# [To do]
Go through the records below line by line. Count the lines with "describes" and give the count alone.

# [Task material]
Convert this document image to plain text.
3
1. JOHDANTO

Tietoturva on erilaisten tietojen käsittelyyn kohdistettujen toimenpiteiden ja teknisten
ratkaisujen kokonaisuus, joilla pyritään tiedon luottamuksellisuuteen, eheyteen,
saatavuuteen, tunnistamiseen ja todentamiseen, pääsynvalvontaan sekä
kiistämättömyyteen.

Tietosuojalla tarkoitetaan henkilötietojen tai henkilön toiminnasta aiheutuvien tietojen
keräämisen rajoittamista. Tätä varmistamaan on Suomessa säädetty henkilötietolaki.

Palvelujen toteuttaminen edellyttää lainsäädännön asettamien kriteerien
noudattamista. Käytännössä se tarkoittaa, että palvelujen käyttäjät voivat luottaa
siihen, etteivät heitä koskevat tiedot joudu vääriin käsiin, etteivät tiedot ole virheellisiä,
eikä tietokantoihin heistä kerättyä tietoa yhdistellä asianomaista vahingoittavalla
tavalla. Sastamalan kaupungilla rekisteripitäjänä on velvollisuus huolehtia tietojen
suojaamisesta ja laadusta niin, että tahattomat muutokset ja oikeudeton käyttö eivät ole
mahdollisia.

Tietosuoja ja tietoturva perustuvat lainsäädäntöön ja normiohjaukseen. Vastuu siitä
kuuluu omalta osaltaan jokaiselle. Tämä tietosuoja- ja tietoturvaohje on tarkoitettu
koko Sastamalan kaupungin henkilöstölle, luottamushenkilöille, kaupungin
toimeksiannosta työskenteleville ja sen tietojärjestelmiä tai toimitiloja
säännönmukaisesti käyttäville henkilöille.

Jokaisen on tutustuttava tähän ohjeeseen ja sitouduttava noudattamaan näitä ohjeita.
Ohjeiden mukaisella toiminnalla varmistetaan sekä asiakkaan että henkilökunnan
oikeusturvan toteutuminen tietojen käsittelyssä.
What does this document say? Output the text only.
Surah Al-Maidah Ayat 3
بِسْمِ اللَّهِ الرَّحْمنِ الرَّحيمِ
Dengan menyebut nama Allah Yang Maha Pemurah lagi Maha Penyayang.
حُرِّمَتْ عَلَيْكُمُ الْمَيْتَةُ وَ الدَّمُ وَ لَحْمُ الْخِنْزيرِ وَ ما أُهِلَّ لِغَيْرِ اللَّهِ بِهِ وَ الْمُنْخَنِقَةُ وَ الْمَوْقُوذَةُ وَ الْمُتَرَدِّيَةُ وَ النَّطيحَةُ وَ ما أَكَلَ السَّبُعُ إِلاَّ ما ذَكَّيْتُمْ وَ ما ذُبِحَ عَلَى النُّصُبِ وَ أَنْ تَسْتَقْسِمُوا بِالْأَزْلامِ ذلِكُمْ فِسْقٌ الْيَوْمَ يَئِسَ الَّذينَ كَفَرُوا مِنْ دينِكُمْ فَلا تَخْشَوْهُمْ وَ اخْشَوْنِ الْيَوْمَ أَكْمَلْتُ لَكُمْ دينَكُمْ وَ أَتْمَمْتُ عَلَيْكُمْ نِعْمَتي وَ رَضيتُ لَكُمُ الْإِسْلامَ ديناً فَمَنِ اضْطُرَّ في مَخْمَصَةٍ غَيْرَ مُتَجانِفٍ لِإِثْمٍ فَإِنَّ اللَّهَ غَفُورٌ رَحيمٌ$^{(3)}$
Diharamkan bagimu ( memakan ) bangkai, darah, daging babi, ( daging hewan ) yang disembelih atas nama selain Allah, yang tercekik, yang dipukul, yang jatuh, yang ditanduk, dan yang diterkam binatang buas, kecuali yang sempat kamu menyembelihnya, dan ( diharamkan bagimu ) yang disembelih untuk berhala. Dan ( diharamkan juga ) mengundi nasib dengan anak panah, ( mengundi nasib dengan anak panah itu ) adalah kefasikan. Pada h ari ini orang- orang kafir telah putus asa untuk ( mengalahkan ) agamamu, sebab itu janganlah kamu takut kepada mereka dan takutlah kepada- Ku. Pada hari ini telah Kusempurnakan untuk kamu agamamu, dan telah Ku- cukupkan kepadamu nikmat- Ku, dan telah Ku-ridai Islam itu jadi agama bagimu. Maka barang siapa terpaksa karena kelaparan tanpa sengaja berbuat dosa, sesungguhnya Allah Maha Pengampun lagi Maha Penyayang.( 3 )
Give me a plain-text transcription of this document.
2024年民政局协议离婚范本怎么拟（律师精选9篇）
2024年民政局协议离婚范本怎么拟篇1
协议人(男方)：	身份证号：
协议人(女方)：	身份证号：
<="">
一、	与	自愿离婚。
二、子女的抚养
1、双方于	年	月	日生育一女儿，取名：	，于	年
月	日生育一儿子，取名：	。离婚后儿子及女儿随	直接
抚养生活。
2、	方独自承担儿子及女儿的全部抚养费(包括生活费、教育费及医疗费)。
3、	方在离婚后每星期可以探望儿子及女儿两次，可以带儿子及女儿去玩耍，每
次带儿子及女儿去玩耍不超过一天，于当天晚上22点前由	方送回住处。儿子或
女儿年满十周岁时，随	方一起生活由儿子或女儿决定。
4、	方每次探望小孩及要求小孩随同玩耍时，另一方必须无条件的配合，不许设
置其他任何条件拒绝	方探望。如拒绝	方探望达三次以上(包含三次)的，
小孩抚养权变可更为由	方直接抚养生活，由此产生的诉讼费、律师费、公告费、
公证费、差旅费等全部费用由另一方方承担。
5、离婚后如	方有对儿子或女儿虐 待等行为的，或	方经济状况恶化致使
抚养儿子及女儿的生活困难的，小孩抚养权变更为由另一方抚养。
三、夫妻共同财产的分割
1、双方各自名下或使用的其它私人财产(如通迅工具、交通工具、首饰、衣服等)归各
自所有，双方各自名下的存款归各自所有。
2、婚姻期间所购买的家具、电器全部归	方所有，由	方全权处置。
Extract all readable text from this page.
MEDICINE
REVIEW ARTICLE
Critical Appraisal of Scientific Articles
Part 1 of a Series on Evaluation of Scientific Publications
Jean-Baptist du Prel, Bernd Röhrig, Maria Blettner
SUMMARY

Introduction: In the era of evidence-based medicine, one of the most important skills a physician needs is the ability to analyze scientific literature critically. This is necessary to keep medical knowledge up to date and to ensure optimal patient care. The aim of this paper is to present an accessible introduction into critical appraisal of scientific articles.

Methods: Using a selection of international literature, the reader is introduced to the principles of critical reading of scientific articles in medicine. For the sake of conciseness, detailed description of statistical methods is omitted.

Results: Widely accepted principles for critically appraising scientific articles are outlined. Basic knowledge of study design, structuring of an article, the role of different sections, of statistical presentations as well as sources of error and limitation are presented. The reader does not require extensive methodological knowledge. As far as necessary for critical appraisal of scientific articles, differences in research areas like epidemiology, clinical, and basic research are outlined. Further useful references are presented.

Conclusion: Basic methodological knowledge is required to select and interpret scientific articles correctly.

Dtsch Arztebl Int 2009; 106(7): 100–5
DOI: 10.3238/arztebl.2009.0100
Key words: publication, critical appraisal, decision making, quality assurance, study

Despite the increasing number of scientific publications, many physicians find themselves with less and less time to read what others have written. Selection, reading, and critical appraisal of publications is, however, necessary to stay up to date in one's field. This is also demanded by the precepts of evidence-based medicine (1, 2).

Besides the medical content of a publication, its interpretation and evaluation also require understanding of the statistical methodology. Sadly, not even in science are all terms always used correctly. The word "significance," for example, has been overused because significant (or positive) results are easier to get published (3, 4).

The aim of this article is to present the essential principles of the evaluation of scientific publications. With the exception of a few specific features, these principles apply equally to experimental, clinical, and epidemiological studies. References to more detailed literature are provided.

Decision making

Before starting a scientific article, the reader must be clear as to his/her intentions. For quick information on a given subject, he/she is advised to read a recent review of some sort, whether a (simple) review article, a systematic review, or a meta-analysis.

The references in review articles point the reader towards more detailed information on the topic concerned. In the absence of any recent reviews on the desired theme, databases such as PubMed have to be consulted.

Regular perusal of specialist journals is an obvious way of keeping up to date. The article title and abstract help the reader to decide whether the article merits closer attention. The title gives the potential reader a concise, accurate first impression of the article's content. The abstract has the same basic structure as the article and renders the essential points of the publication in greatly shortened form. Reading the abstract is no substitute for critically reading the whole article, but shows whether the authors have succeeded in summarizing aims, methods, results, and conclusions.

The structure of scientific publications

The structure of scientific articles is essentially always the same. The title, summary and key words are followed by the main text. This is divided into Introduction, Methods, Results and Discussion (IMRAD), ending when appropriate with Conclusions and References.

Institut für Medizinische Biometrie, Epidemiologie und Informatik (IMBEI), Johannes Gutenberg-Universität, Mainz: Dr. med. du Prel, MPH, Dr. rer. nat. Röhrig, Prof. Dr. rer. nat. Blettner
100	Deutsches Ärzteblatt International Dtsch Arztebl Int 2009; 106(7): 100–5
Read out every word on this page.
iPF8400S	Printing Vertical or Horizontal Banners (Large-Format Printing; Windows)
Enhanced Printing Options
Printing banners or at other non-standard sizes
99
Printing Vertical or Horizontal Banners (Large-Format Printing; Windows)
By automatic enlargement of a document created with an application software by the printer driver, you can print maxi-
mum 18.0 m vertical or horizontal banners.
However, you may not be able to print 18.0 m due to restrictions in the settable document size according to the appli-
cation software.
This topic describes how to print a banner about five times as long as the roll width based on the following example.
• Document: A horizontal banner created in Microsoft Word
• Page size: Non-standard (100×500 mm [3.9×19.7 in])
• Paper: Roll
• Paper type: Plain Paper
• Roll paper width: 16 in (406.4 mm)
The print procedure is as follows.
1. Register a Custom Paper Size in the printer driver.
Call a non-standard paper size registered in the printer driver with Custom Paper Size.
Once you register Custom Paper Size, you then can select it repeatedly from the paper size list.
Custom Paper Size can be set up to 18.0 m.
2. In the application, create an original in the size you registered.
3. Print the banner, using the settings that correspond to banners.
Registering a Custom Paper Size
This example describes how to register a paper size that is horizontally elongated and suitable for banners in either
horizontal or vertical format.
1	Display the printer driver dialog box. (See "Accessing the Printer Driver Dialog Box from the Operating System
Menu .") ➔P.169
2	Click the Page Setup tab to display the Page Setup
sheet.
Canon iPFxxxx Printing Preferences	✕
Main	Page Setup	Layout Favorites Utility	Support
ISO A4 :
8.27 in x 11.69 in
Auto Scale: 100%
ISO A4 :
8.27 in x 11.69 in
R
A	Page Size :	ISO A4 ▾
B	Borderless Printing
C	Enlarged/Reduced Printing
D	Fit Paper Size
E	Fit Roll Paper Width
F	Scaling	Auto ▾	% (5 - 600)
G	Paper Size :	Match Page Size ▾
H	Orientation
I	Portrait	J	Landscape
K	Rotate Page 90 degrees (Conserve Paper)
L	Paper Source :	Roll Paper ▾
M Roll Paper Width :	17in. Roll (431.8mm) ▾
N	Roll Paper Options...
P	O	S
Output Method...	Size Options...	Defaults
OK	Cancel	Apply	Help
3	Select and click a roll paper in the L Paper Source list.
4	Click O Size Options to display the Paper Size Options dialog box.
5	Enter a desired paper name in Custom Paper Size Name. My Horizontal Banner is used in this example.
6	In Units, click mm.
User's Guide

# [Exercise response]
2